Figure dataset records
►

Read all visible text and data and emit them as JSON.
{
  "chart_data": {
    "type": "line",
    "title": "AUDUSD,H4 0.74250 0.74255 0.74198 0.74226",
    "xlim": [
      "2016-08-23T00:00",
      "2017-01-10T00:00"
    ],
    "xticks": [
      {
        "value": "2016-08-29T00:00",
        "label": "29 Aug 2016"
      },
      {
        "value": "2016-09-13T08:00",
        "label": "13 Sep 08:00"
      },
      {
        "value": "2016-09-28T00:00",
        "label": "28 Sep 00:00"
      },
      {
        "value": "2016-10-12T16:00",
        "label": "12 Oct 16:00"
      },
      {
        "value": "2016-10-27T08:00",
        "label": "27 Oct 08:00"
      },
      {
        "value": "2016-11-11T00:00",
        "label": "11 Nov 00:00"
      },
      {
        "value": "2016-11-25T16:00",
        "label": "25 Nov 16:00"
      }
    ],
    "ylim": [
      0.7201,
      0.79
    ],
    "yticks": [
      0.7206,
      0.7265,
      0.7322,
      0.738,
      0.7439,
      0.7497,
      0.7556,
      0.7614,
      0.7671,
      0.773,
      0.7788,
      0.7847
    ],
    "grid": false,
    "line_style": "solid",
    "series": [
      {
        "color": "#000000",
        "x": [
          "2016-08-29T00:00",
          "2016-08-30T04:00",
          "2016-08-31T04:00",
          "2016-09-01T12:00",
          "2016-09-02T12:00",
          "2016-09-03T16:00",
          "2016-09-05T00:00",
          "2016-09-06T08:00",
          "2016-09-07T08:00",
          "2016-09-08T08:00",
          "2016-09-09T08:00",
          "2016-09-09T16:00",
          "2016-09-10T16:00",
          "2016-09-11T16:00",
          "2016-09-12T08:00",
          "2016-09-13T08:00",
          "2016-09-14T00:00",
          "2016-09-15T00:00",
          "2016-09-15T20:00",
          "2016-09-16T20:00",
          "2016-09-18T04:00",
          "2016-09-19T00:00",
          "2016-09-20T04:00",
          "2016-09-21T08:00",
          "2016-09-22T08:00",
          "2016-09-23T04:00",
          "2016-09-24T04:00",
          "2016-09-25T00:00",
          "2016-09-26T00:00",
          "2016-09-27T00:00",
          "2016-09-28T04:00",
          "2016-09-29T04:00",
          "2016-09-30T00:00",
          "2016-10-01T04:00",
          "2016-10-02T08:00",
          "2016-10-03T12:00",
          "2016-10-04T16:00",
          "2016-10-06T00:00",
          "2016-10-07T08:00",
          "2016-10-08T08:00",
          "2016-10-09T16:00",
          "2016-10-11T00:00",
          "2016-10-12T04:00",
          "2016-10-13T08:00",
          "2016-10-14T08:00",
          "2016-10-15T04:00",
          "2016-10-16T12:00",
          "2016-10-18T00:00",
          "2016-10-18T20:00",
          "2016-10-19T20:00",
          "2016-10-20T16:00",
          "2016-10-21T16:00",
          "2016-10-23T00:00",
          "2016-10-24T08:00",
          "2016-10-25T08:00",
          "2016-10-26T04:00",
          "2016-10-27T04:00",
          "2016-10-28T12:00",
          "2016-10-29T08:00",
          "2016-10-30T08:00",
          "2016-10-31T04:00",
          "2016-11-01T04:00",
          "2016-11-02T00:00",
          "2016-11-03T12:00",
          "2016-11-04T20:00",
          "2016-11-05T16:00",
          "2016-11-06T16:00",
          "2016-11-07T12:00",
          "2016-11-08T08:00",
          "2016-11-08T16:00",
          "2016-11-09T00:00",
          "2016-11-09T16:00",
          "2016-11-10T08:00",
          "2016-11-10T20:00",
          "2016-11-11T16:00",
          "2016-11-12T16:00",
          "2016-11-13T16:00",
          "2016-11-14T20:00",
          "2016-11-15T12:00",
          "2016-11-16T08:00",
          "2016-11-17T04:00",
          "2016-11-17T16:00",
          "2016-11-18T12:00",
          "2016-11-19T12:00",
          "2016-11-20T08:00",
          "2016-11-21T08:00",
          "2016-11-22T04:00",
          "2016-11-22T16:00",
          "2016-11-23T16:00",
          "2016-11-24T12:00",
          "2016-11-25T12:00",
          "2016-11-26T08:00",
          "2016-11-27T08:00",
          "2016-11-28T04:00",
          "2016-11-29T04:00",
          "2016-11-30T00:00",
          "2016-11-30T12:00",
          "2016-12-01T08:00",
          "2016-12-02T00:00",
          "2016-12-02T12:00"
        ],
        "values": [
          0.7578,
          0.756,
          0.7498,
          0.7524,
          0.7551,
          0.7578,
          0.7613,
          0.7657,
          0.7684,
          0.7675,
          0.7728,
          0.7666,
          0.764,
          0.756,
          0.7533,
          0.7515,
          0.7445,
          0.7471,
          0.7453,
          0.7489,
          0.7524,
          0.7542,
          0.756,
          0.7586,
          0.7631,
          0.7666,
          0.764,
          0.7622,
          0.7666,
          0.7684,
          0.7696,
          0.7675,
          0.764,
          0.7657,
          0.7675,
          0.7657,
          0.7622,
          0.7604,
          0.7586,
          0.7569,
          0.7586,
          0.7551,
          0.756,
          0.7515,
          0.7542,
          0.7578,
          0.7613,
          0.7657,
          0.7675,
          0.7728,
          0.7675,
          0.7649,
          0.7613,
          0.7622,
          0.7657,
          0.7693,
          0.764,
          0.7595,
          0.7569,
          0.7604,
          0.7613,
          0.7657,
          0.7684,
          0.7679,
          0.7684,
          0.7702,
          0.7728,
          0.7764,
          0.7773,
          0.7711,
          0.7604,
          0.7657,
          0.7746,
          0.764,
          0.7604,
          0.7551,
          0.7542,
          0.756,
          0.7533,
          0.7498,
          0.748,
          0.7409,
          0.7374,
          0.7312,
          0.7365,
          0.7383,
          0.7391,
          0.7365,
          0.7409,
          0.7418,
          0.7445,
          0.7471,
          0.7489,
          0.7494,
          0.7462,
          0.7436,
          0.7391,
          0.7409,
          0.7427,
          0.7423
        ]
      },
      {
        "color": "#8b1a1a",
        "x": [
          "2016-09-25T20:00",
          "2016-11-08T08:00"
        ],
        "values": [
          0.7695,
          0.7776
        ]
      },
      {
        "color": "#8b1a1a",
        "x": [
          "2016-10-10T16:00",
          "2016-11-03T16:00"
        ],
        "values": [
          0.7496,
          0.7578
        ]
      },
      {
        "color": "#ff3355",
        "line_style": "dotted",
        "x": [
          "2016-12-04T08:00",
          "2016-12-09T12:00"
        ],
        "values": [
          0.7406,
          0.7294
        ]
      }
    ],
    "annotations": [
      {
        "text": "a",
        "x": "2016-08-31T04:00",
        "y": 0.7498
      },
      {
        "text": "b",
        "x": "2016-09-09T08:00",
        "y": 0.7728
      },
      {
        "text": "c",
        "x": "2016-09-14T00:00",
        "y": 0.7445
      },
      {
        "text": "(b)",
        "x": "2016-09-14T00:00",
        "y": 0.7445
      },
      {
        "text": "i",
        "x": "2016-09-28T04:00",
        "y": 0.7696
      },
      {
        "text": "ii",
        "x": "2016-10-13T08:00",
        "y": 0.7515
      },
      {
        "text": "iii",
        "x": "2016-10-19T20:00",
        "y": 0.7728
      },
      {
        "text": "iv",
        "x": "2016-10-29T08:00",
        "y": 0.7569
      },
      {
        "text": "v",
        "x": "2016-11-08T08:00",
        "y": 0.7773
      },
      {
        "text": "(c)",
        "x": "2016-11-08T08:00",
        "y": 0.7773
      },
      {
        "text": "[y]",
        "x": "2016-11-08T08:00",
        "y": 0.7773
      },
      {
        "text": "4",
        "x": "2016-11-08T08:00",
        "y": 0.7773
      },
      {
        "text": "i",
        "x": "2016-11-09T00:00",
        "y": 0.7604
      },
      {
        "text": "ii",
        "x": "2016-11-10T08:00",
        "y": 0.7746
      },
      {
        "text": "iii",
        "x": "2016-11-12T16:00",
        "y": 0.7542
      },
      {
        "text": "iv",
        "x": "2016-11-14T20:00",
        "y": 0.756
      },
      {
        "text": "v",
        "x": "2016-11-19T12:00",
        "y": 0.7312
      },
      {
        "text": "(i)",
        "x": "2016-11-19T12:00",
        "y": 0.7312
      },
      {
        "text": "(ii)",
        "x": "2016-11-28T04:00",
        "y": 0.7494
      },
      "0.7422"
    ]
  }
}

◄

▶ _Written problem_
List each line of the entries that holds the string "color".

▶ _The answer_
        "color": "#000000",
        "color": "#8b1a1a",
        "color": "#8b1a1a",
        "color": "#ff3355",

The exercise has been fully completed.